_What you will do_
Filter the entries that follow, copying every line in which the word "message" appears.

Dataset records:
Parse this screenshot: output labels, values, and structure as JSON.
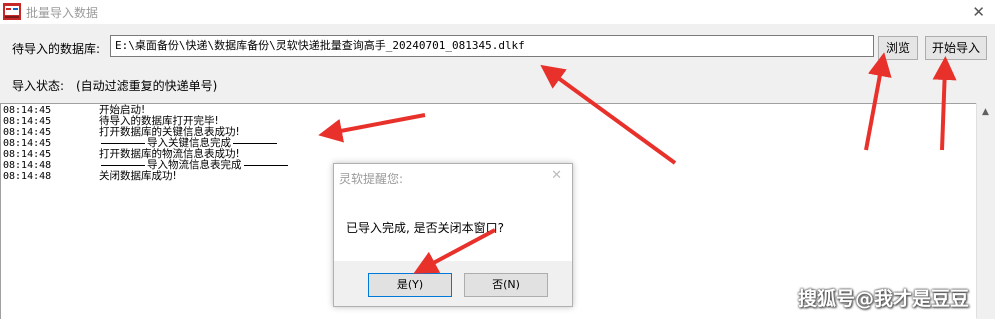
{
  "window": {
    "title": "批量导入数据",
    "close_glyph": "✕"
  },
  "database": {
    "label": "待导入的数据库:",
    "path": "E:\\桌面备份\\快递\\数据库备份\\灵软快递批量查询高手_20240701_081345.dlkf"
  },
  "buttons": {
    "browse": "浏览",
    "start_import": "开始导入"
  },
  "status": {
    "label": "导入状态:",
    "text": "(自动过滤重复的快递单号)"
  },
  "log": [
    {
      "time": "08:14:45",
      "message": "开始启动!"
    },
    {
      "time": "08:14:45",
      "message": "待导入的数据库打开完毕!"
    },
    {
      "time": "08:14:45",
      "message": "打开数据库的关键信息表成功!"
    },
    {
      "time": "08:14:45",
      "message": "导入关键信息完成"
    },
    {
      "time": "08:14:45",
      "message": "打开数据库的物流信息表成功!"
    },
    {
      "time": "08:14:48",
      "message": "导入物流信息表完成"
    },
    {
      "time": "08:14:48",
      "message": "关闭数据库成功!"
    }
  ],
  "dialog": {
    "title": "灵软提醒您:",
    "close_glyph": "✕",
    "message": "已导入完成, 是否关闭本窗口?",
    "yes_label": "是(Y)",
    "no_label": "否(N)"
  },
  "watermark": "搜狐号@我才是豆豆",
  "icons": [
    "app-icon",
    "close-icon",
    "scroll-up-icon",
    "annotation-arrow"
  ],
  "colors": {
    "annotation_arrow": "#e8312a",
    "focus_border": "#0078d7"
  }
}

_The reply_
      "message": "开始启动!"
      "message": "待导入的数据库打开完毕!"
      "message": "打开数据库的关键信息表成功!"
      "message": "导入关键信息完成"
      "message": "打开数据库的物流信息表成功!"
      "message": "导入物流信息表完成"
      "message": "关闭数据库成功!"
    "message": "已导入完成, 是否关闭本窗口?",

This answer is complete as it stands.